[Start MATERIAL FOR THIS TASK]

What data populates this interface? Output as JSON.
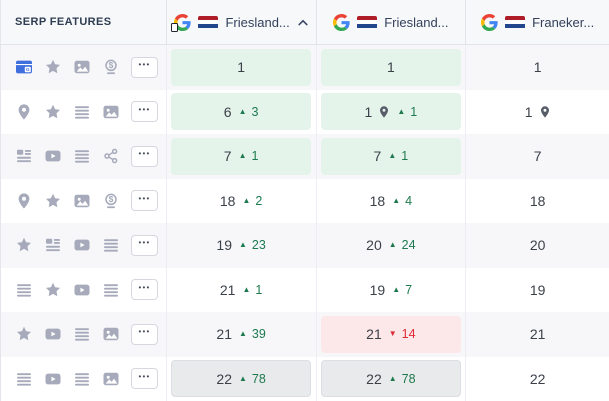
{
  "colors": {
    "icon_gray": "#a6aaba",
    "ads_blue": "#3f6fdd",
    "green_bg": "#e4f4ea",
    "red_bg": "#fce7e9",
    "gray_bg": "#e9eaec",
    "up_green": "#1e7a4e",
    "down_red": "#df2b35",
    "rank_text": "#3b4049",
    "header_text": "#2f3d52"
  },
  "header": {
    "features_label": "SERP FEATURES",
    "columns": [
      {
        "label": "Friesland...",
        "flag": "nl",
        "search_engine": "google",
        "device": "mobile",
        "sorted": "asc"
      },
      {
        "label": "Friesland...",
        "flag": "nl",
        "search_engine": "google",
        "device": "desktop",
        "sorted": null
      },
      {
        "label": "Franeker...",
        "flag": "nl",
        "search_engine": "google",
        "device": "desktop",
        "sorted": null
      }
    ]
  },
  "rows": [
    {
      "features": [
        "google-ads",
        "star",
        "image",
        "paid",
        "more"
      ],
      "cells": [
        {
          "rank": "1",
          "bg": "green"
        },
        {
          "rank": "1",
          "bg": "green"
        },
        {
          "rank": "1",
          "bg": "none"
        }
      ]
    },
    {
      "features": [
        "pin",
        "star",
        "lines",
        "image",
        "more"
      ],
      "cells": [
        {
          "rank": "6",
          "dir": "up",
          "change": "3",
          "bg": "green"
        },
        {
          "rank": "1",
          "pin": true,
          "dir": "up",
          "change": "1",
          "bg": "green"
        },
        {
          "rank": "1",
          "pin": true,
          "bg": "none"
        }
      ]
    },
    {
      "features": [
        "snippet",
        "video",
        "lines",
        "share",
        "more"
      ],
      "cells": [
        {
          "rank": "7",
          "dir": "up",
          "change": "1",
          "bg": "green"
        },
        {
          "rank": "7",
          "dir": "up",
          "change": "1",
          "bg": "green"
        },
        {
          "rank": "7",
          "bg": "none"
        }
      ]
    },
    {
      "features": [
        "pin",
        "star",
        "image",
        "paid",
        "more"
      ],
      "cells": [
        {
          "rank": "18",
          "dir": "up",
          "change": "2",
          "bg": "none"
        },
        {
          "rank": "18",
          "dir": "up",
          "change": "4",
          "bg": "none"
        },
        {
          "rank": "18",
          "bg": "none"
        }
      ]
    },
    {
      "features": [
        "star",
        "snippet",
        "video",
        "lines",
        "more"
      ],
      "cells": [
        {
          "rank": "19",
          "dir": "up",
          "change": "23",
          "bg": "none"
        },
        {
          "rank": "20",
          "dir": "up",
          "change": "24",
          "bg": "none"
        },
        {
          "rank": "20",
          "bg": "none"
        }
      ]
    },
    {
      "features": [
        "lines",
        "star",
        "video",
        "lines",
        "more"
      ],
      "cells": [
        {
          "rank": "21",
          "dir": "up",
          "change": "1",
          "bg": "none"
        },
        {
          "rank": "19",
          "dir": "up",
          "change": "7",
          "bg": "none"
        },
        {
          "rank": "19",
          "bg": "none"
        }
      ]
    },
    {
      "features": [
        "star",
        "video",
        "lines",
        "image",
        "more"
      ],
      "cells": [
        {
          "rank": "21",
          "dir": "up",
          "change": "39",
          "bg": "none"
        },
        {
          "rank": "21",
          "dir": "down",
          "change": "14",
          "bg": "red"
        },
        {
          "rank": "21",
          "bg": "none"
        }
      ]
    },
    {
      "features": [
        "lines",
        "video",
        "lines",
        "image",
        "more"
      ],
      "cells": [
        {
          "rank": "22",
          "dir": "up",
          "change": "78",
          "bg": "gray"
        },
        {
          "rank": "22",
          "dir": "up",
          "change": "78",
          "bg": "gray"
        },
        {
          "rank": "22",
          "bg": "none"
        }
      ]
    }
  ]
}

[End MATERIAL FOR THIS TASK]

▸ THE TASK
Leaving out the pictures, repeat the data above exactly.

▸ EXERCISE ANSWER
What data populates this interface? Output as JSON.
{
  "colors": {
    "icon_gray": "#a6aaba",
    "ads_blue": "#3f6fdd",
    "green_bg": "#e4f4ea",
    "red_bg": "#fce7e9",
    "gray_bg": "#e9eaec",
    "up_green": "#1e7a4e",
    "down_red": "#df2b35",
    "rank_text": "#3b4049",
    "header_text": "#2f3d52"
  },
  "header": {
    "features_label": "SERP FEATURES",
    "columns": [
      {
        "label": "Friesland...",
        "flag": "nl",
        "search_engine": "google",
        "device": "mobile",
        "sorted": "asc"
      },
      {
        "label": "Friesland...",
        "flag": "nl",
        "search_engine": "google",
        "device": "desktop",
        "sorted": null
      },
      {
        "label": "Franeker...",
        "flag": "nl",
        "search_engine": "google",
        "device": "desktop",
        "sorted": null
      }
    ]
  },
  "rows": [
    {
      "features": [
        "google-ads",
        "star",
        "image",
        "paid",
        "more"
      ],
      "cells": [
        {
          "rank": "1",
          "bg": "green"
        },
        {
          "rank": "1",
          "bg": "green"
        },
        {
          "rank": "1",
          "bg": "none"
        }
      ]
    },
    {
      "features": [
        "pin",
        "star",
        "lines",
        "image",
        "more"
      ],
      "cells": [
        {
          "rank": "6",
          "dir": "up",
          "change": "3",
          "bg": "green"
        },
        {
          "rank": "1",
          "pin": true,
          "dir": "up",
          "change": "1",
          "bg": "green"
        },
        {
          "rank": "1",
          "pin": true,
          "bg": "none"
        }
      ]
    },
    {
      "features": [
        "snippet",
        "video",
        "lines",
        "share",
        "more"
      ],
      "cells": [
        {
          "rank": "7",
          "dir": "up",
          "change": "1",
          "bg": "green"
        },
        {
          "rank": "7",
          "dir": "up",
          "change": "1",
          "bg": "green"
        },
        {
          "rank": "7",
          "bg": "none"
        }
      ]
    },
    {
      "features": [
        "pin",
        "star",
        "image",
        "paid",
        "more"
      ],
      "cells": [
        {
          "rank": "18",
          "dir": "up",
          "change": "2",
          "bg": "none"
        },
        {
          "rank": "18",
          "dir": "up",
          "change": "4",
          "bg": "none"
        },
        {
          "rank": "18",
          "bg": "none"
        }
      ]
    },
    {
      "features": [
        "star",
        "snippet",
        "video",
        "lines",
        "more"
      ],
      "cells": [
        {
          "rank": "19",
          "dir": "up",
          "change": "23",
          "bg": "none"
        },
        {
          "rank": "20",
          "dir": "up",
          "change": "24",
          "bg": "none"
        },
        {
          "rank": "20",
          "bg": "none"
        }
      ]
    },
    {
      "features": [
        "lines",
        "star",
        "video",
        "lines",
        "more"
      ],
      "cells": [
        {
          "rank": "21",
          "dir": "up",
          "change": "1",
          "bg": "none"
        },
        {
          "rank": "19",
          "dir": "up",
          "change": "7",
          "bg": "none"
        },
        {
          "rank": "19",
          "bg": "none"
        }
      ]
    },
    {
      "features": [
        "star",
        "video",
        "lines",
        "image",
        "more"
      ],
      "cells": [
        {
          "rank": "21",
          "dir": "up",
          "change": "39",
          "bg": "none"
        },
        {
          "rank": "21",
          "dir": "down",
          "change": "14",
          "bg": "red"
        },
        {
          "rank": "21",
          "bg": "none"
        }
      ]
    },
    {
      "features": [
        "lines",
        "video",
        "lines",
        "image",
        "more"
      ],
      "cells": [
        {
          "rank": "22",
          "dir": "up",
          "change": "78",
          "bg": "gray"
        },
        {
          "rank": "22",
          "dir": "up",
          "change": "78",
          "bg": "gray"
        },
        {
          "rank": "22",
          "bg": "none"
        }
      ]
    }
  ]
}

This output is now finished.